:: Kaynak Metin ::
++++++++
18.03.2014 - Güncelleme : 18.03.2014
Sen hoca mısın istihbarat şefi misin?

ÇANAKKALE

AK Parti Genel Başkanı ve Başbakan Recep Tayyip Erdoğan, partisinin Çanakkale İskele Meydanı'nda düzenlenen mitinginde yaptığı konuşmaya, Çanakkale'nin ilçelerini tek tek selamlayarak başladı.

Çanakkale şehitlerini hatırlatan Erdoğan, "81 vilayetin şehitlerinin, hepsinin özeti olan Çanakkale'den 81 vilayetin hepsini selamlıyorum. Burada şehitleri yatan Üsküp'ü, Şam'ı, Halep'i, Kudüs'ü, Ramallah'ı, Bakü'yü, Nablus'u, Kahire'yi, Bağdat'ı selamlıyorum. Burada askerleri yatan Avustralya'yı, Yeni Zelanda'yı, Hindistan'ı, Senegal'i selamlıyorum. 18 Mart Şehitler Günü'nde vatanı için, bayrağı için, milleti için toprağa düşmüş tüm şehitlerimizi minnetle selamlıyorum. Rabbim onların hepsinden razı olsun" ifadelerini kullandı. 

İstiklal şairi Mehmet Akif Ersoy'un "Çanakkale Şehitlerine" şiirinin, "Ey bu topraklar için toprağa düşmüş asker!/Gökten ecdad inerek öpse o pak alnı değer/Ne büyüksün ki kanın kurtarıyor tevhidi/Bedr'in arslanları ancak bu kadar şanlı idi/Sana dar gelmiyecek makberi kimler kazsın?/'Gömelim gel seni tarihe' desem, sığmazsın" ve "Sen ki, a'sara gömülsen taşacaksın... Heyhat/Sana gelmez bu ufuklar, seni almaz bu cihat/Ey şehit oğlu şehit, isteme benden makber/Sana ağuşunu açmış duruyor Peygamber" şeklindeki bölümlerini okuyan Erdoğan, "Çanakkale Zaferimizin 99. yıl dönümünde, aziz şehitlerimizi bir kez daha rahmetle yad ediyorum. 'Mekanları inşallah cennet olsun' diyorum" diye konuştu.
++++++++
:: Kaynak Malzeme ::
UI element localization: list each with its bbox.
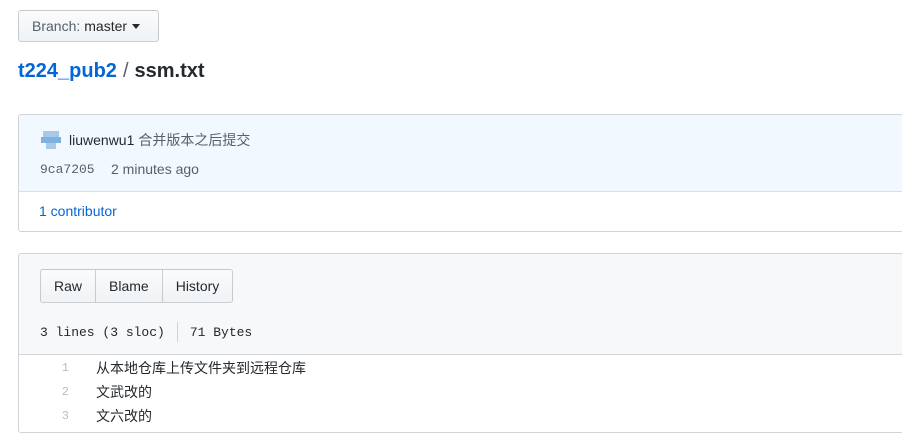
++++++++
:: Görev Yönergesi ::
Kaynak metnin "AK Parti Genel" ifadesinden "tek selamlayarak başladı." ifadesine kadar olan kısmını hiçbir değişiklik yapmadan aktarır mısınız? Yanıt verirken yalnızca kaynak metne başvurun.

:: Yazılı Yanıt ::
AK Parti Genel Başkanı ve Başbakan Recep Tayyip Erdoğan, partisinin Çanakkale İskele Meydanı'nda düzenlenen mitinginde yaptığı konuşmaya, Çanakkale'nin ilçelerini tek tek selamlayarak başladı.